→ EXERCISE REQUIREMENTS: Return each line of the records with nothing changed, pictures excepted.

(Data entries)

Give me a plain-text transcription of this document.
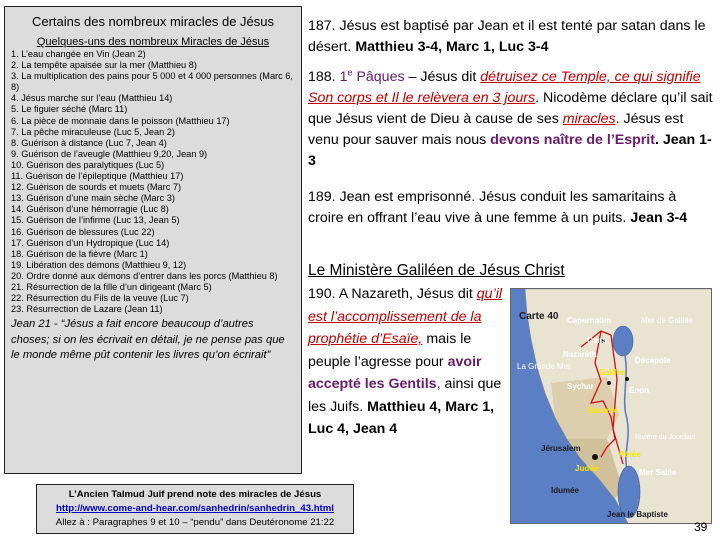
Certains des nombreux miracles de Jésus
Quelques-uns des nombreux Miracles de Jésus
1. L’eau changée en Vin (Jean 2)
2. La tempête apaisée sur la mer (Matthieu 8)
3. La multiplication des pains pour 5 000 et 4 000 personnes (Marc 6, 8)
4. Jésus marche sur l’eau (Matthieu 14)
5. Le figuier séché (Marc 11)
6. La pièce de monnaie dans le poisson (Matthieu 17)
7. La pêche miraculeuse (Luc 5, Jean 2)
8. Guérison à distance (Luc 7, Jean 4)
9. Guérison de l’aveugle (Matthieu 9,20, Jean 9)
10. Guérison des paralytiques (Luc 5)
11. Guérison de l’épileptique (Matthieu 17)
12. Guérison de sourds et muets (Marc 7)
13. Guérison d’une main sèche (Marc 3)
14. Guérison d’une hémorragie (Luc 8)
15. Guérison de l’infirme (Luc 13, Jean 5)
16. Guérison de blessures (Luc 22)
17. Guérison d’un Hydropique (Luc 14)
18. Guérison de la fièvre (Marc 1)
19. Libération des démons (Matthieu 9, 12)
20. Ordre donné aux démons d’entrer dans les porcs (Matthieu 8)
21. Résurrection de la fille d’un dirigeant (Marc 5)
22. Résurrection du Fils de la veuve (Luc 7)
23. Résurrection de Lazare (Jean 11)
Jean 21 - “Jésus a fait encore beaucoup d’autres choses; si on les écrivait en détail, je ne pense pas que le monde même pût contenir les livres qu’on écrirait”
187. Jésus est baptisé par Jean et il est tenté par satan dans le désert. Matthieu 3-4, Marc 1, Luc 3-4
188. 1e Pâques – Jésus dit détruisez ce Temple, ce qui signifie Son corps et Il le relèvera en 3 jours. Nicodème déclare qu’il sait que Jésus vient de Dieu à cause de ses miracles. Jésus est venu pour sauver mais nous devons naître de l’Esprit. Jean 1-3
189. Jean est emprisonné. Jésus conduit les samaritains à croire en offrant l’eau vive à une femme à un puits. Jean 3-4
Le Ministère Galiléen de Jésus Christ
190. A Nazareth, Jésus dit qu’il est l’accomplissement de la prophétie d’Esaïe, mais le peuple l’agresse pour avoir accepté les Gentils, ainsi que les Juifs. Matthieu 4, Marc 1, Luc 4, Jean 4
Carte 40 Capernaüm
Cana
Nazareth
Mer de Galilée
Décapole
Sychar	Enon
La Grande Mer
Samarie
Galilée
Jérusalem
Judée
Pérée
Rivière du Jourdain
Mer Salée
Idumée
Jean le Baptiste
L’Ancien Talmud Juif prend note des miracles de Jésus
http://www.come-and-hear.com/sanhedrin/sanhedrin_43.html
Allez à : Paragraphes 9 et 10 – “pendu” dans Deutéronome 21:22	39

→ REPLY TO THE EXERCISE:
Give me a plain-text transcription of this document.
Certains des nombreux miracles de Jésus
Quelques-uns des nombreux Miracles de Jésus
1. L’eau changée en Vin (Jean 2)
2. La tempête apaisée sur la mer (Matthieu 8)
3. La multiplication des pains pour 5 000 et 4 000 personnes (Marc 6, 8)
4. Jésus marche sur l’eau (Matthieu 14)
5. Le figuier séché (Marc 11)
6. La pièce de monnaie dans le poisson (Matthieu 17)
7. La pêche miraculeuse (Luc 5, Jean 2)
8. Guérison à distance (Luc 7, Jean 4)
9. Guérison de l’aveugle (Matthieu 9,20, Jean 9)
10. Guérison des paralytiques (Luc 5)
11. Guérison de l’épileptique (Matthieu 17)
12. Guérison de sourds et muets (Marc 7)
13. Guérison d’une main sèche (Marc 3)
14. Guérison d’une hémorragie (Luc 8)
15. Guérison de l’infirme (Luc 13, Jean 5)
16. Guérison de blessures (Luc 22)
17. Guérison d’un Hydropique (Luc 14)
18. Guérison de la fièvre (Marc 1)
19. Libération des démons (Matthieu 9, 12)
20. Ordre donné aux démons d’entrer dans les porcs (Matthieu 8)
21. Résurrection de la fille d’un dirigeant (Marc 5)
22. Résurrection du Fils de la veuve (Luc 7)
23. Résurrection de Lazare (Jean 11)
Jean 21 - “Jésus a fait encore beaucoup d’autres choses; si on les écrivait en détail, je ne pense pas que le monde même pût contenir les livres qu’on écrirait”
187. Jésus est baptisé par Jean et il est tenté par satan dans le désert. Matthieu 3-4, Marc 1, Luc 3-4
188. 1e Pâques – Jésus dit détruisez ce Temple, ce qui signifie Son corps et Il le relèvera en 3 jours. Nicodème déclare qu’il sait que Jésus vient de Dieu à cause de ses miracles. Jésus est venu pour sauver mais nous devons naître de l’Esprit. Jean 1-3
189. Jean est emprisonné. Jésus conduit les samaritains à croire en offrant l’eau vive à une femme à un puits. Jean 3-4
Le Ministère Galiléen de Jésus Christ
190. A Nazareth, Jésus dit qu’il est l’accomplissement de la prophétie d’Esaïe, mais le peuple l’agresse pour avoir accepté les Gentils, ainsi que les Juifs. Matthieu 4, Marc 1, Luc 4, Jean 4
Carte 40 Capernaüm
Cana
Nazareth
Mer de Galilée
Décapole
Sychar	Enon
La Grande Mer
Samarie
Galilée
Jérusalem
Judée
Pérée
Rivière du Jourdain
Mer Salée
Idumée
Jean le Baptiste
L’Ancien Talmud Juif prend note des miracles de Jésus
http://www.come-and-hear.com/sanhedrin/sanhedrin_43.html
Allez à : Paragraphes 9 et 10 – “pendu” dans Deutéronome 21:22	39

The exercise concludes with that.